■ **Travail à réaliser**: Dans l'extrait sur la qualification du contrat entre licence de marque et franchise, extrayez mot pour mot tout ce qui va de « Elle soutient que le » jusqu'à « à savoir substantiel. ».
━━━ Extrait sélectionné
La société Groupe Corede Bât demande à la cour de réformer le jugement sauf en ce qu’il a débouté la société [H] [F] de sa demande de dommages et intérêts, et statuant à nouveau, de :

-juger que le contrat conclu le 29 octobre 2018 entre les deux sociétés est un contrat de licence de marque et non de franchise

Vu les articles 1103 et 1104 du code civil :

-juger que la société [H] [F] a manqué à ses obligations

-condamner en conséquence la société [H] [F] à lui payer

.la somme à parfaire de 20.870 euros outre intérêts de retard au taux légal majoré de trois points à compter de la mise en demeure du 14 mai 2019

.celle de 2.500 euros au titre des matériaux fournis et non réglés

.10.000 euros à titre de dommages et intérêts pour résistance abusive et injustifiée par application de l’article 1231-6, alinéa 3, du code civil

-débouter la société [H] [F] de toutes ses demandes

-la condamner aux entiers dépens et à lui payer 5.000 euros en application de l’article 700 du code de procédure civile.

Elle soutient que le contrat conclu entre les parties contenait toutes les caractéristiques de la licence de marque telles qu’annoncées dans le document d’information précontractuelle, qui visait clairement l’objet de la convention comme l’exploitation d’une marque.

Faisant valoir que le contrat de franchise suppose pour exister la réunion de trois conditions cumulatives tenant à la transmission d’un savoir-faire, la mise à disposition de signes distinctifs et la fourniture d’une assistance, elle soutient que la convention conclue le 29 octobre 2018 n’érigeait aucune obligation pour le concédant d’avoir à transmettre un savoir-faire spécifique au sens requis par une franchise, à savoir substantiel.

Elle indique qu’un tel savoir-faire spécifique ne doit pas être confondu avec l’assistance qu’elle s’engageait à fournir au licencié, avec ses conseils et ses recommandations ainsi que des services en matière de supports administratifs, de fournitures et de documents commerciaux, dans le cadre de l’exploitation de son cabinet de maîtrise d’oeuvre.

Elle précise en réponse au moyen tiré par l’intimée de l’article 6 du contrat que si elle avait certes développé une méthode et une qualité de travail favorisant son activité, c’est l’usage de la marque et non ce savoir-faire qui constituait l’unique objet du contrat.

Elle conteste avoir prodigué une assistance technique ou commerciale à la société [H] [F], et ajoute qu’à considérer même pour les besoins du raisonnement qu’elle soit regardée comme l’ayant fait en mettant à la disposition du licencié des supports administratifs, des modèles de documents, des panneaux de chantiers et des cartes de visite, il n’en resterait pas moins que l’un des trois éléments cumulativement requis, la transmission d’un savoir-faire, serait absent de la relation contractuelle, empêchant de la qualifier de contrat de franchise.
━━━━━━
━━━ Données enregistrées
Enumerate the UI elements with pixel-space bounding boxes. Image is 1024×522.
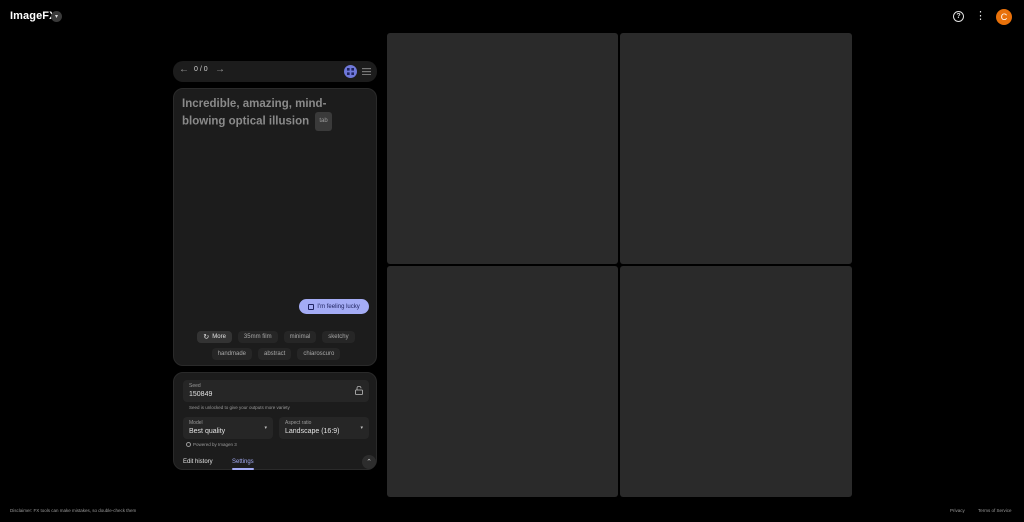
━━━━━━
■ **Réponse finale**:
Elle soutient que le contrat conclu entre les parties contenait toutes les caractéristiques de la licence de marque telles qu’annoncées dans le document d’information précontractuelle, qui visait clairement l’objet de la convention comme l’exploitation d’une marque.

Faisant valoir que le contrat de franchise suppose pour exister la réunion de trois conditions cumulatives tenant à la transmission d’un savoir-faire, la mise à disposition de signes distinctifs et la fourniture d’une assistance, elle soutient que la convention conclue le 29 octobre 2018 n’érigeait aucune obligation pour le concédant d’avoir à transmettre un savoir-faire spécifique au sens requis par une franchise, à savoir substantiel.